/---
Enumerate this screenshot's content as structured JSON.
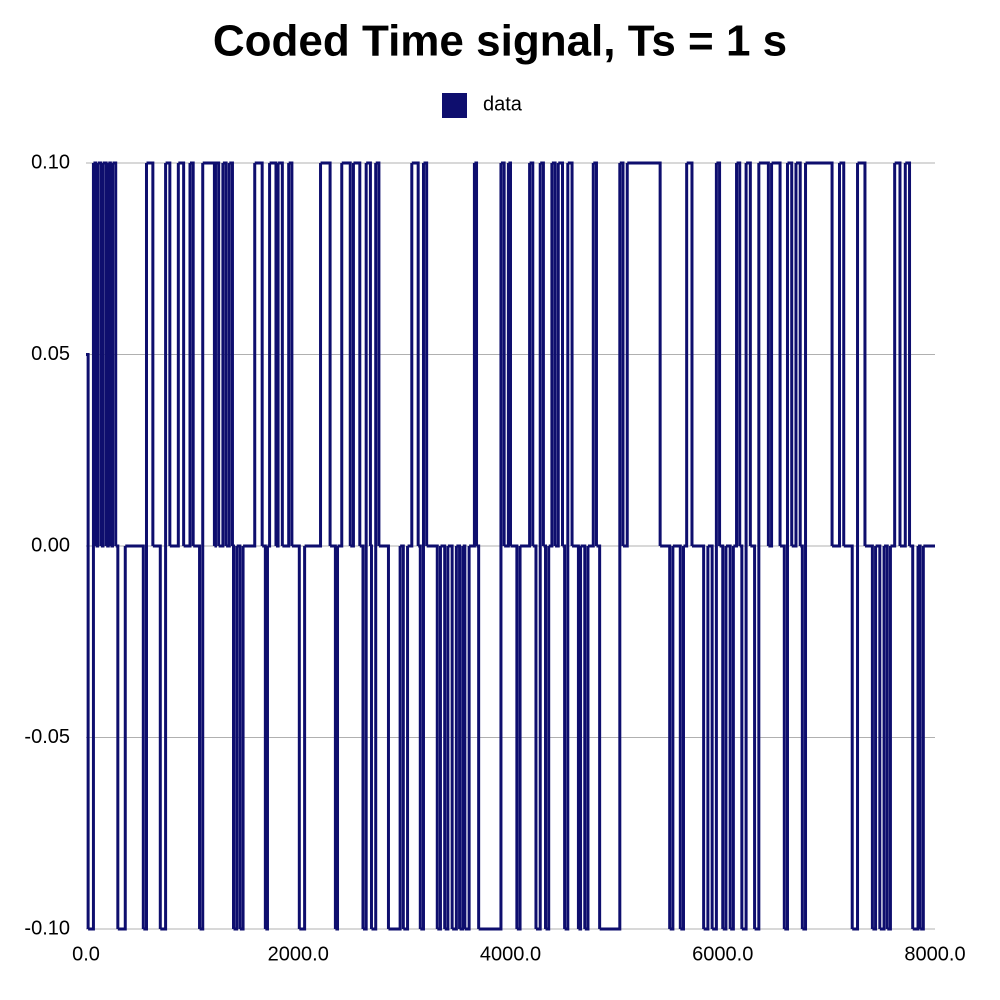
{
  "chart_data": {
    "type": "step",
    "title": "Coded Time signal, Ts = 1 s",
    "series": [
      {
        "name": "data",
        "color": "#0e0e6e",
        "x": [
          0,
          20,
          70,
          90,
          110,
          140,
          160,
          190,
          210,
          230,
          250,
          280,
          300,
          370,
          540,
          570,
          630,
          700,
          750,
          790,
          870,
          920,
          980,
          1010,
          1070,
          1100,
          1210,
          1220,
          1250,
          1290,
          1320,
          1350,
          1380,
          1390,
          1420,
          1450,
          1480,
          1590,
          1660,
          1690,
          1710,
          1730,
          1790,
          1810,
          1850,
          1910,
          1940,
          2010,
          2060,
          2210,
          2300,
          2350,
          2370,
          2410,
          2490,
          2520,
          2580,
          2610,
          2640,
          2680,
          2690,
          2730,
          2760,
          2850,
          2960,
          2990,
          3030,
          3070,
          3130,
          3150,
          3180,
          3210,
          3310,
          3340,
          3380,
          3410,
          3450,
          3490,
          3520,
          3550,
          3570,
          3610,
          3660,
          3680,
          3700,
          3910,
          3940,
          3980,
          4000,
          4060,
          4090,
          4180,
          4210,
          4240,
          4280,
          4310,
          4330,
          4360,
          4390,
          4420,
          4450,
          4490,
          4510,
          4540,
          4580,
          4640,
          4660,
          4700,
          4730,
          4780,
          4810,
          4840,
          5030,
          5060,
          5100,
          5410,
          5500,
          5530,
          5600,
          5630,
          5660,
          5710,
          5820,
          5860,
          5900,
          5940,
          5970,
          6000,
          6030,
          6070,
          6100,
          6130,
          6160,
          6180,
          6220,
          6260,
          6300,
          6340,
          6430,
          6460,
          6540,
          6580,
          6610,
          6650,
          6690,
          6730,
          6750,
          6780,
          7030,
          7100,
          7140,
          7220,
          7270,
          7340,
          7410,
          7440,
          7480,
          7520,
          7550,
          7580,
          7620,
          7670,
          7720,
          7760,
          7790,
          7840,
          7860,
          7890,
          8000
        ],
        "values": [
          0.05,
          -0.1,
          0.1,
          0,
          0.1,
          0,
          0.1,
          0,
          0.1,
          0,
          0.1,
          0,
          -0.1,
          0,
          -0.1,
          0.1,
          0,
          -0.1,
          0.1,
          0,
          0.1,
          0,
          0.1,
          0,
          -0.1,
          0.1,
          0,
          0.1,
          0,
          0.1,
          0,
          0.1,
          0,
          -0.1,
          0,
          -0.1,
          0,
          0.1,
          0,
          -0.1,
          0,
          0.1,
          0,
          0.1,
          0,
          0.1,
          0,
          -0.1,
          0,
          0.1,
          0,
          -0.1,
          0,
          0.1,
          0,
          0.1,
          0,
          -0.1,
          0.1,
          0,
          -0.1,
          0.1,
          0,
          -0.1,
          0,
          -0.1,
          0,
          0.1,
          0,
          -0.1,
          0.1,
          0,
          -0.1,
          0,
          -0.1,
          0,
          -0.1,
          0,
          -0.1,
          0,
          -0.1,
          0,
          0.1,
          0,
          -0.1,
          0.1,
          0,
          0.1,
          0,
          -0.1,
          0,
          0.1,
          0,
          -0.1,
          0.1,
          0,
          -0.1,
          0,
          0.1,
          0,
          0.1,
          0,
          -0.1,
          0.1,
          0,
          -0.1,
          0,
          -0.1,
          0,
          0.1,
          0,
          -0.1,
          0.1,
          0,
          0.1,
          0,
          -0.1,
          0,
          -0.1,
          0,
          0.1,
          0,
          -0.1,
          0,
          -0.1,
          0.1,
          0,
          -0.1,
          0,
          -0.1,
          0,
          0.1,
          0,
          -0.1,
          0.1,
          0,
          -0.1,
          0.1,
          0,
          0.1,
          0,
          -0.1,
          0.1,
          0,
          0.1,
          0,
          -0.1,
          0.1,
          0,
          0.1,
          0,
          -0.1,
          0.1,
          0,
          -0.1,
          0,
          -0.1,
          0,
          -0.1,
          0,
          0.1,
          0,
          0.1,
          0,
          -0.1,
          0,
          -0.1,
          0,
          0
        ]
      }
    ],
    "xlim": [
      0,
      8000
    ],
    "xticks": [
      {
        "value": 0,
        "label": "0.0"
      },
      {
        "value": 2000,
        "label": "2000.0"
      },
      {
        "value": 4000,
        "label": "4000.0"
      },
      {
        "value": 6000,
        "label": "6000.0"
      },
      {
        "value": 8000,
        "label": "8000.0"
      }
    ],
    "ylim": [
      -0.1,
      0.1
    ],
    "yticks": [
      {
        "value": -0.1,
        "label": "-0.10"
      },
      {
        "value": -0.05,
        "label": "-0.05"
      },
      {
        "value": 0,
        "label": "0.00"
      },
      {
        "value": 0.05,
        "label": "0.05"
      },
      {
        "value": 0.1,
        "label": "0.10"
      }
    ],
    "grid": true
  }
}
\---
▸ **WHAT IS REQUIRED**: Strip out the pictures and quote the remaining data word for word.

▸ **RESULT OF THIS EXERCISE**:
Enumerate this screenshot's content as structured JSON.
{
  "chart_data": {
    "type": "step",
    "title": "Coded Time signal, Ts = 1 s",
    "series": [
      {
        "name": "data",
        "color": "#0e0e6e",
        "x": [
          0,
          20,
          70,
          90,
          110,
          140,
          160,
          190,
          210,
          230,
          250,
          280,
          300,
          370,
          540,
          570,
          630,
          700,
          750,
          790,
          870,
          920,
          980,
          1010,
          1070,
          1100,
          1210,
          1220,
          1250,
          1290,
          1320,
          1350,
          1380,
          1390,
          1420,
          1450,
          1480,
          1590,
          1660,
          1690,
          1710,
          1730,
          1790,
          1810,
          1850,
          1910,
          1940,
          2010,
          2060,
          2210,
          2300,
          2350,
          2370,
          2410,
          2490,
          2520,
          2580,
          2610,
          2640,
          2680,
          2690,
          2730,
          2760,
          2850,
          2960,
          2990,
          3030,
          3070,
          3130,
          3150,
          3180,
          3210,
          3310,
          3340,
          3380,
          3410,
          3450,
          3490,
          3520,
          3550,
          3570,
          3610,
          3660,
          3680,
          3700,
          3910,
          3940,
          3980,
          4000,
          4060,
          4090,
          4180,
          4210,
          4240,
          4280,
          4310,
          4330,
          4360,
          4390,
          4420,
          4450,
          4490,
          4510,
          4540,
          4580,
          4640,
          4660,
          4700,
          4730,
          4780,
          4810,
          4840,
          5030,
          5060,
          5100,
          5410,
          5500,
          5530,
          5600,
          5630,
          5660,
          5710,
          5820,
          5860,
          5900,
          5940,
          5970,
          6000,
          6030,
          6070,
          6100,
          6130,
          6160,
          6180,
          6220,
          6260,
          6300,
          6340,
          6430,
          6460,
          6540,
          6580,
          6610,
          6650,
          6690,
          6730,
          6750,
          6780,
          7030,
          7100,
          7140,
          7220,
          7270,
          7340,
          7410,
          7440,
          7480,
          7520,
          7550,
          7580,
          7620,
          7670,
          7720,
          7760,
          7790,
          7840,
          7860,
          7890,
          8000
        ],
        "values": [
          0.05,
          -0.1,
          0.1,
          0,
          0.1,
          0,
          0.1,
          0,
          0.1,
          0,
          0.1,
          0,
          -0.1,
          0,
          -0.1,
          0.1,
          0,
          -0.1,
          0.1,
          0,
          0.1,
          0,
          0.1,
          0,
          -0.1,
          0.1,
          0,
          0.1,
          0,
          0.1,
          0,
          0.1,
          0,
          -0.1,
          0,
          -0.1,
          0,
          0.1,
          0,
          -0.1,
          0,
          0.1,
          0,
          0.1,
          0,
          0.1,
          0,
          -0.1,
          0,
          0.1,
          0,
          -0.1,
          0,
          0.1,
          0,
          0.1,
          0,
          -0.1,
          0.1,
          0,
          -0.1,
          0.1,
          0,
          -0.1,
          0,
          -0.1,
          0,
          0.1,
          0,
          -0.1,
          0.1,
          0,
          -0.1,
          0,
          -0.1,
          0,
          -0.1,
          0,
          -0.1,
          0,
          -0.1,
          0,
          0.1,
          0,
          -0.1,
          0.1,
          0,
          0.1,
          0,
          -0.1,
          0,
          0.1,
          0,
          -0.1,
          0.1,
          0,
          -0.1,
          0,
          0.1,
          0,
          0.1,
          0,
          -0.1,
          0.1,
          0,
          -0.1,
          0,
          -0.1,
          0,
          0.1,
          0,
          -0.1,
          0.1,
          0,
          0.1,
          0,
          -0.1,
          0,
          -0.1,
          0,
          0.1,
          0,
          -0.1,
          0,
          -0.1,
          0.1,
          0,
          -0.1,
          0,
          -0.1,
          0,
          0.1,
          0,
          -0.1,
          0.1,
          0,
          -0.1,
          0.1,
          0,
          0.1,
          0,
          -0.1,
          0.1,
          0,
          0.1,
          0,
          -0.1,
          0.1,
          0,
          0.1,
          0,
          -0.1,
          0.1,
          0,
          -0.1,
          0,
          -0.1,
          0,
          -0.1,
          0,
          0.1,
          0,
          0.1,
          0,
          -0.1,
          0,
          -0.1,
          0,
          0
        ]
      }
    ],
    "xlim": [
      0,
      8000
    ],
    "xticks": [
      {
        "value": 0,
        "label": "0.0"
      },
      {
        "value": 2000,
        "label": "2000.0"
      },
      {
        "value": 4000,
        "label": "4000.0"
      },
      {
        "value": 6000,
        "label": "6000.0"
      },
      {
        "value": 8000,
        "label": "8000.0"
      }
    ],
    "ylim": [
      -0.1,
      0.1
    ],
    "yticks": [
      {
        "value": -0.1,
        "label": "-0.10"
      },
      {
        "value": -0.05,
        "label": "-0.05"
      },
      {
        "value": 0,
        "label": "0.00"
      },
      {
        "value": 0.05,
        "label": "0.05"
      },
      {
        "value": 0.1,
        "label": "0.10"
      }
    ],
    "grid": true
  }
}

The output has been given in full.